*Given task*: From the entries below, list each line with "Theta".

******************************

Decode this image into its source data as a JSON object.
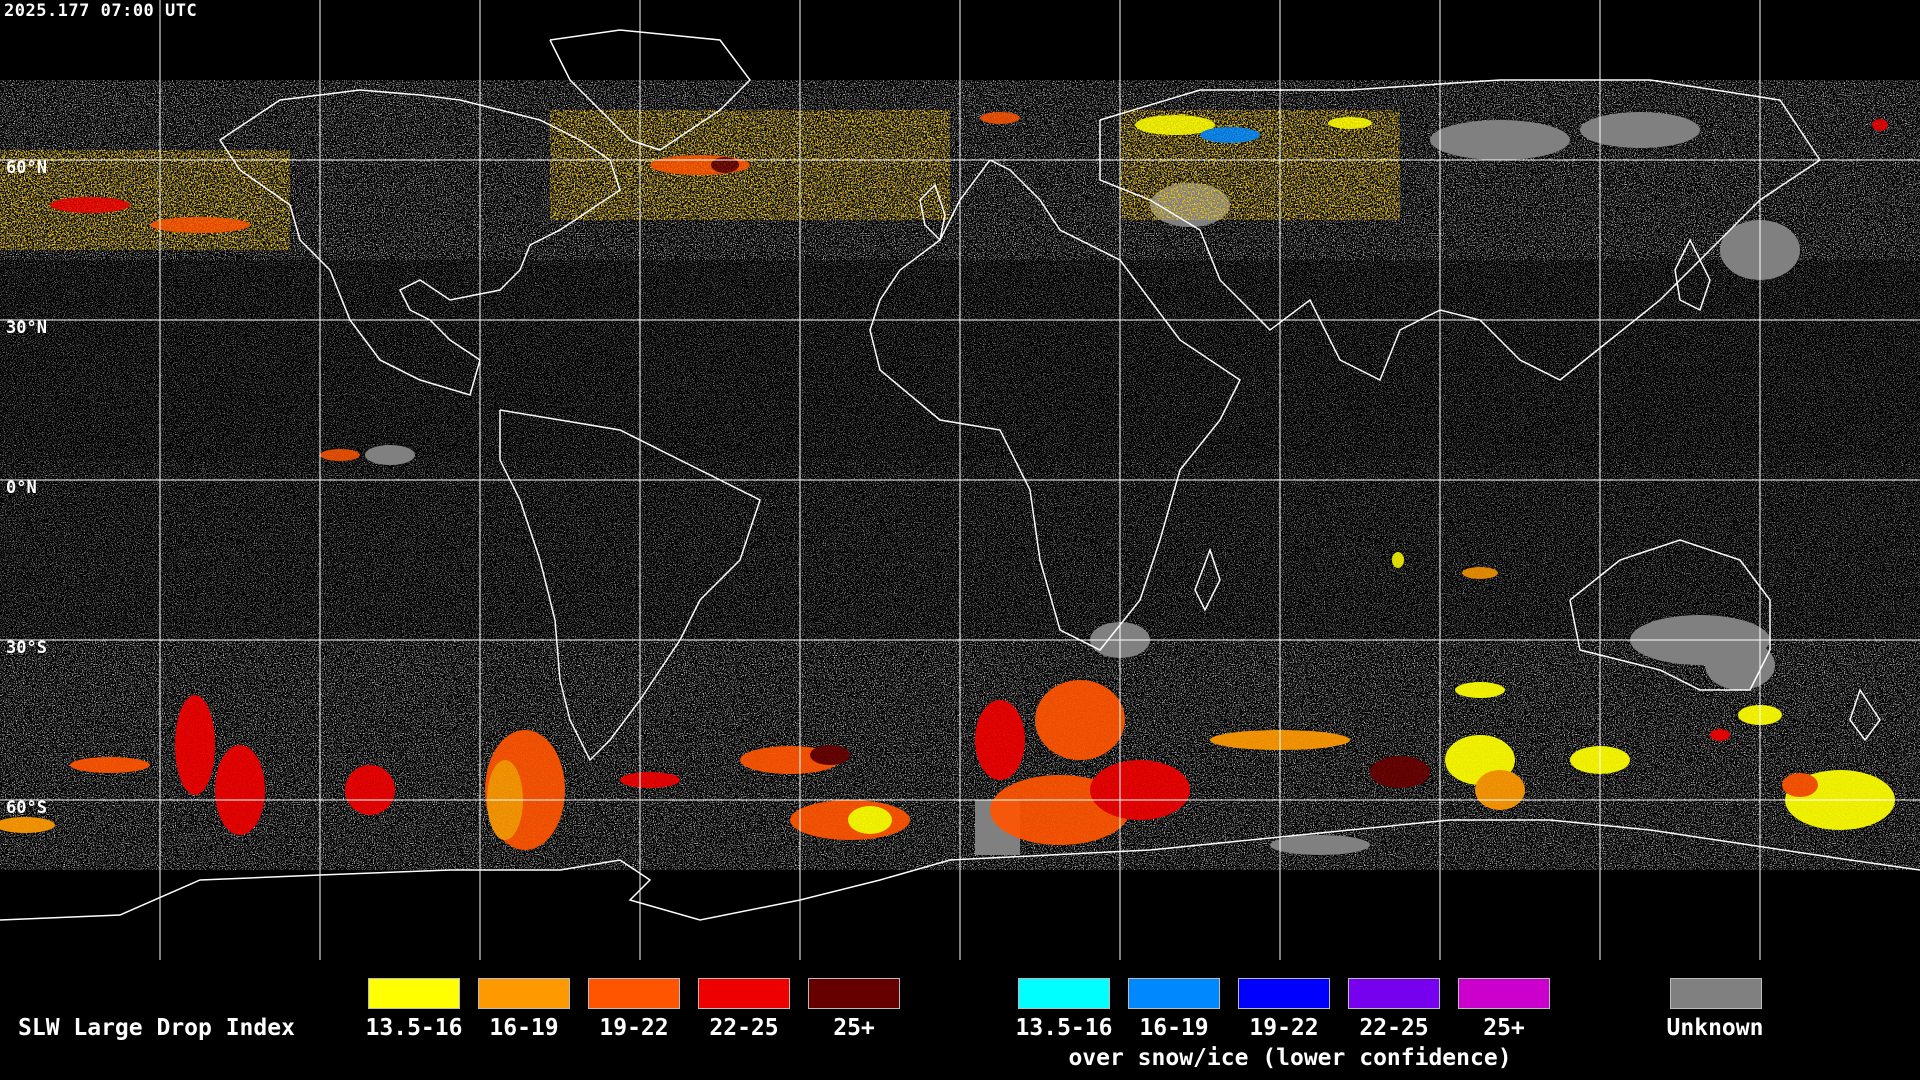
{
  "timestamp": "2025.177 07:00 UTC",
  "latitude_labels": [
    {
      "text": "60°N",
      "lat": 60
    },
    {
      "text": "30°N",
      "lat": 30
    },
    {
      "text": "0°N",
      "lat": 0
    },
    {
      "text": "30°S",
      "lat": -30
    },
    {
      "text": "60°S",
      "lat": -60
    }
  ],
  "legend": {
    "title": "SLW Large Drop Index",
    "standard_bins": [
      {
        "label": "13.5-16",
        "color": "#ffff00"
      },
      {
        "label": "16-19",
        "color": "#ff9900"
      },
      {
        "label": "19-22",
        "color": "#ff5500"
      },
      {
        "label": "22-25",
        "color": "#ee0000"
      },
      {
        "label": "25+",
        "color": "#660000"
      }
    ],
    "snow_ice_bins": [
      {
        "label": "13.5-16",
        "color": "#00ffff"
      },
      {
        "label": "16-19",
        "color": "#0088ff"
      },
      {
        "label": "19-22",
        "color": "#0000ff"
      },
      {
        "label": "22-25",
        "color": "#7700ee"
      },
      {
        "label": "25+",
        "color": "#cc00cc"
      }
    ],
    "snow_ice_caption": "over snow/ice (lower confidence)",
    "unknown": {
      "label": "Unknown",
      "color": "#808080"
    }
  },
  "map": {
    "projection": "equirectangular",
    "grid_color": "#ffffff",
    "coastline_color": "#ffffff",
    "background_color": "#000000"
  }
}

******************************

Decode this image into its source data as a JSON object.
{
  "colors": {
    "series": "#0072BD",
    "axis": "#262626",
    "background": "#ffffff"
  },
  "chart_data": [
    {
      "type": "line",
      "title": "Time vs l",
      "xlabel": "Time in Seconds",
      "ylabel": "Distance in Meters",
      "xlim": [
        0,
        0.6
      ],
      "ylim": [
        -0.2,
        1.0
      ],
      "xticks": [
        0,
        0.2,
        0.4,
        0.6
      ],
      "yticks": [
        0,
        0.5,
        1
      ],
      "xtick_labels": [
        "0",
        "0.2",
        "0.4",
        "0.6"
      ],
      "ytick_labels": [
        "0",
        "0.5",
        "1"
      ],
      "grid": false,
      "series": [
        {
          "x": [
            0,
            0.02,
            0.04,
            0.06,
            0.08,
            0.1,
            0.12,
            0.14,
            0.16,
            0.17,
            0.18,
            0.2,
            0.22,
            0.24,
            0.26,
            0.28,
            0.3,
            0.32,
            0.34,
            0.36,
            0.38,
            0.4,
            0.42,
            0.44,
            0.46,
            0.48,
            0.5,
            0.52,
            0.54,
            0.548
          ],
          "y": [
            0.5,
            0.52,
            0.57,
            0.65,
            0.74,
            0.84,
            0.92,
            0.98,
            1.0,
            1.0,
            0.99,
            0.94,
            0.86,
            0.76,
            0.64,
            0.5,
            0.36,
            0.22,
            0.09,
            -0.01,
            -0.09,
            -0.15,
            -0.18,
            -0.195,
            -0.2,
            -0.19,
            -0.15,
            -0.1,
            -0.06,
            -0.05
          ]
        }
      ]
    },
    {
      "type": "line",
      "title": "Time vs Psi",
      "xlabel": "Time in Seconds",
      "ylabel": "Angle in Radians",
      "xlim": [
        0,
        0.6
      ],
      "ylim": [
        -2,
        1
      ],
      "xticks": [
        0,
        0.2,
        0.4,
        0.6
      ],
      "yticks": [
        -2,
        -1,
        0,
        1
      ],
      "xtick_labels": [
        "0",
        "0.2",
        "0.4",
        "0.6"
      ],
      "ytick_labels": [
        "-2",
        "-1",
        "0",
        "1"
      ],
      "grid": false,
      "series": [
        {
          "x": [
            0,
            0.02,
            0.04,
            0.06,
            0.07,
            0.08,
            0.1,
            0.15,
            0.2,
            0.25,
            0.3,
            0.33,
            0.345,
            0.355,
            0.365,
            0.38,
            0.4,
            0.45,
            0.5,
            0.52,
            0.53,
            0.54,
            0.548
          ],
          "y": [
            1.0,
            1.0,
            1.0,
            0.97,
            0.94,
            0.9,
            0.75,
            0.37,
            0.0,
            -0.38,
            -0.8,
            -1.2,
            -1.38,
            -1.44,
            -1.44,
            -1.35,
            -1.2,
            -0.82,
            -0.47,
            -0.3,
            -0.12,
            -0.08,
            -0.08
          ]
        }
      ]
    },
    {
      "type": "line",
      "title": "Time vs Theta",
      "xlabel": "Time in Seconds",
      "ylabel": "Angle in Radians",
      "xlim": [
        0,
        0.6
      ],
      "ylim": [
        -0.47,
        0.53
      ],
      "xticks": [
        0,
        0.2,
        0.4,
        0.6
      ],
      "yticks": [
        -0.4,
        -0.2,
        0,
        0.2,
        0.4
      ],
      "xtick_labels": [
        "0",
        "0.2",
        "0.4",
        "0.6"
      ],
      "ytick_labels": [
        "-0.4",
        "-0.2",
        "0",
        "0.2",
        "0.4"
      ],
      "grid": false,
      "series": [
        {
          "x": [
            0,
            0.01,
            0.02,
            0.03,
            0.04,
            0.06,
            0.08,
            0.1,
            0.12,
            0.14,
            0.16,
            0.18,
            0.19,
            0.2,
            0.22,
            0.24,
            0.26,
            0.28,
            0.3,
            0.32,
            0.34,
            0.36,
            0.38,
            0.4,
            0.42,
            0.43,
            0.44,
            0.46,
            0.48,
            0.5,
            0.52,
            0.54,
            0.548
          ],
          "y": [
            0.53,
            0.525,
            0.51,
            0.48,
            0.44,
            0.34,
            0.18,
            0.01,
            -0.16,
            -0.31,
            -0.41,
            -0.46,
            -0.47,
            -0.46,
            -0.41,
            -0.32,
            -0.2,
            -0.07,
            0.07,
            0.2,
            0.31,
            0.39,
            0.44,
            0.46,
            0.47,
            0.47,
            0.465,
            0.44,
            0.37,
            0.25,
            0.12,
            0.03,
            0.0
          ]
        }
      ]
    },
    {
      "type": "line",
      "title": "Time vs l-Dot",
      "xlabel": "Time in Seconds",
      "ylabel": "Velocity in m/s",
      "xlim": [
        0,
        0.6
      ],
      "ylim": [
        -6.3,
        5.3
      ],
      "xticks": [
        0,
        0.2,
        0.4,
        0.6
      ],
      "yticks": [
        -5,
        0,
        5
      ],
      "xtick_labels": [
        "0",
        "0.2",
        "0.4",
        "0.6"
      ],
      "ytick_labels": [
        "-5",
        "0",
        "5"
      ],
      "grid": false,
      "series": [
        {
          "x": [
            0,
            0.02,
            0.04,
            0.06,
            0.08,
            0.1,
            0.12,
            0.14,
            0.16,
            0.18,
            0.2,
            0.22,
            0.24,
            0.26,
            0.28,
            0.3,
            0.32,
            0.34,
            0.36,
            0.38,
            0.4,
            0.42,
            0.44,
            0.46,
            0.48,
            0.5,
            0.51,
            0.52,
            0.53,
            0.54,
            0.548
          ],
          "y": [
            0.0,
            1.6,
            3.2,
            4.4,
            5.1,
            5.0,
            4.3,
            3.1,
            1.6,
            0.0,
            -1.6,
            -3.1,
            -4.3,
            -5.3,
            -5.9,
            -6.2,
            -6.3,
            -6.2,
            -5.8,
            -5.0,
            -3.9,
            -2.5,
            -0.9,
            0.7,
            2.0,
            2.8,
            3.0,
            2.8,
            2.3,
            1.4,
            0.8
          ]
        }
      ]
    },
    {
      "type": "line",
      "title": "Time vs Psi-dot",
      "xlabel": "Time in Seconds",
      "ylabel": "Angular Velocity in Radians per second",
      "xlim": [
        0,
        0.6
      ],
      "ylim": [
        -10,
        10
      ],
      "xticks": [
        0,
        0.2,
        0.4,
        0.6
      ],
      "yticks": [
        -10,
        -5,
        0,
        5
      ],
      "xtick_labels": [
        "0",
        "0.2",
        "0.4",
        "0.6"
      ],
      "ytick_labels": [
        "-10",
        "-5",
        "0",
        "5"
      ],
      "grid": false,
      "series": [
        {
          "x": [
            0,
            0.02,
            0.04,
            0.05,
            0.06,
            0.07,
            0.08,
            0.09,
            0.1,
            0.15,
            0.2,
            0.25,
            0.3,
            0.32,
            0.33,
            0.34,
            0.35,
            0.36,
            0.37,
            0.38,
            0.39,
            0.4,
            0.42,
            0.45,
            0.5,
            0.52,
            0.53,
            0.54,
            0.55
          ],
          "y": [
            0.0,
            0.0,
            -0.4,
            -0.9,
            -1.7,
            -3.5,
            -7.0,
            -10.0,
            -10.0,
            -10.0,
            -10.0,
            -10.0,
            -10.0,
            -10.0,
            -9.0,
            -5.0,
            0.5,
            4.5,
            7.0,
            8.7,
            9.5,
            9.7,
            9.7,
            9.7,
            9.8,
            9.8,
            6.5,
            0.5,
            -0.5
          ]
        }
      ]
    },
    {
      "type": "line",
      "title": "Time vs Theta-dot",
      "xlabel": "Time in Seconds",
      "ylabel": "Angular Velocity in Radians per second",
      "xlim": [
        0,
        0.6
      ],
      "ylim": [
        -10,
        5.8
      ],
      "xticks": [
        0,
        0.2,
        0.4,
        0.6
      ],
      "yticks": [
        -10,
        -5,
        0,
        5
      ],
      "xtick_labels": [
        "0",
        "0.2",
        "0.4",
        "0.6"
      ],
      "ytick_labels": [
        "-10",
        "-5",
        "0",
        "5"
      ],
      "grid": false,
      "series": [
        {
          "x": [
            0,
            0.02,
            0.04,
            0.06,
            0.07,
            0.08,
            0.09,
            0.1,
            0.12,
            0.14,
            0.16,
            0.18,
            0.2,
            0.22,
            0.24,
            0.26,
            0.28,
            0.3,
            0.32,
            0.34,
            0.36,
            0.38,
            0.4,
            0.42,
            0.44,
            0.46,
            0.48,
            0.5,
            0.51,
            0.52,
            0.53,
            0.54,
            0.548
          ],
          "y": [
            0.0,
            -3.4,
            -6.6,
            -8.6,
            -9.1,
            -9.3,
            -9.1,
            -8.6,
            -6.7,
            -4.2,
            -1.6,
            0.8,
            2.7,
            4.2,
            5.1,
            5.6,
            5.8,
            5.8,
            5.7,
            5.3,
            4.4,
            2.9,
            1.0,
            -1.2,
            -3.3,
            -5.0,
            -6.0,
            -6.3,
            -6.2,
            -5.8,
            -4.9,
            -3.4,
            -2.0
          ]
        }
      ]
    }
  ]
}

******************************

*Answer below*:
      "title": "Time vs Theta",
      "title": "Time vs Theta-dot",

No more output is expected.